- _Task_:
The records below must be output exactly, without pictures.

Dataset rows
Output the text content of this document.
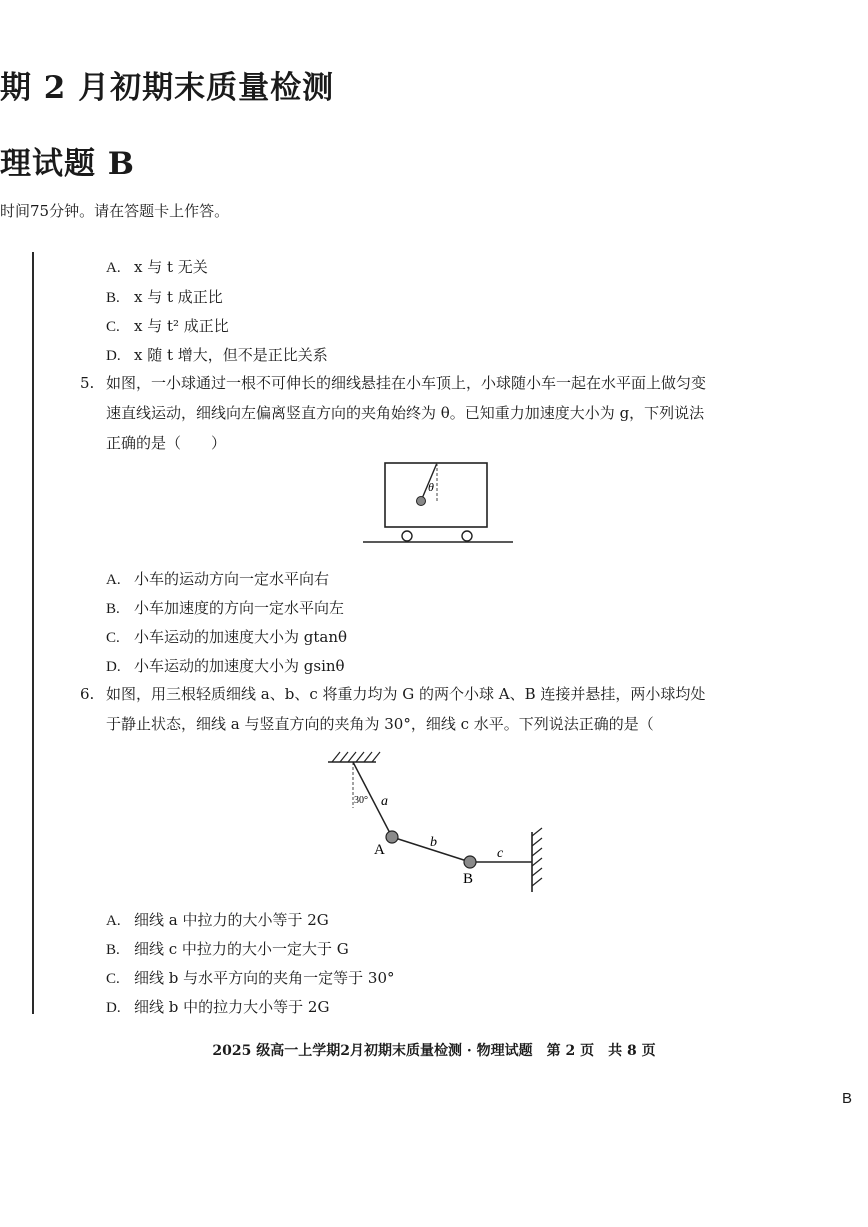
期 2 月初期末质量检测
理试题 B
时间75分钟。请在答题卡上作答。
A. x 与 t 无关
B. x 与 t 成正比
C. x 与 t² 成正比
D. x 随 t 增大，但不是正比关系
5. 如图，一小球通过一根不可伸长的细线悬挂在小车顶上，小球随小车一起在水平面上做匀变
速直线运动，细线向左偏离竖直方向的夹角始终为 θ。已知重力加速度大小为 g，下列说法
正确的是（　　）
θ
A. 小车的运动方向一定水平向右
B. 小车加速度的方向一定水平向左
C. 小车运动的加速度大小为 gtanθ
D. 小车运动的加速度大小为 gsinθ
6. 如图，用三根轻质细线 a、b、c 将重力均为 G 的两个小球 A、B 连接并悬挂，两小球均处
于静止状态，细线 a 与竖直方向的夹角为 30°，细线 c 水平。下列说法正确的是（
30° a
b
c
A
B
A. 细线 a 中拉力的大小等于 2G
B. 细线 c 中拉力的大小一定大于 G
C. 细线 b 与水平方向的夹角一定等于 30°
D. 细线 b 中的拉力大小等于 2G
2025 级高一上学期2月初期末质量检测 · 物理试题　第 2 页　共 8 页
B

- _Answer_:
Output the text content of this document.
期 2 月初期末质量检测
理试题 B
时间75分钟。请在答题卡上作答。
A. x 与 t 无关
B. x 与 t 成正比
C. x 与 t² 成正比
D. x 随 t 增大，但不是正比关系
5. 如图，一小球通过一根不可伸长的细线悬挂在小车顶上，小球随小车一起在水平面上做匀变
速直线运动，细线向左偏离竖直方向的夹角始终为 θ。已知重力加速度大小为 g，下列说法
正确的是（　　）
θ
A. 小车的运动方向一定水平向右
B. 小车加速度的方向一定水平向左
C. 小车运动的加速度大小为 gtanθ
D. 小车运动的加速度大小为 gsinθ
6. 如图，用三根轻质细线 a、b、c 将重力均为 G 的两个小球 A、B 连接并悬挂，两小球均处
于静止状态，细线 a 与竖直方向的夹角为 30°，细线 c 水平。下列说法正确的是（
30° a
b
c
A
B
A. 细线 a 中拉力的大小等于 2G
B. 细线 c 中拉力的大小一定大于 G
C. 细线 b 与水平方向的夹角一定等于 30°
D. 细线 b 中的拉力大小等于 2G
2025 级高一上学期2月初期末质量检测 · 物理试题　第 2 页　共 8 页
B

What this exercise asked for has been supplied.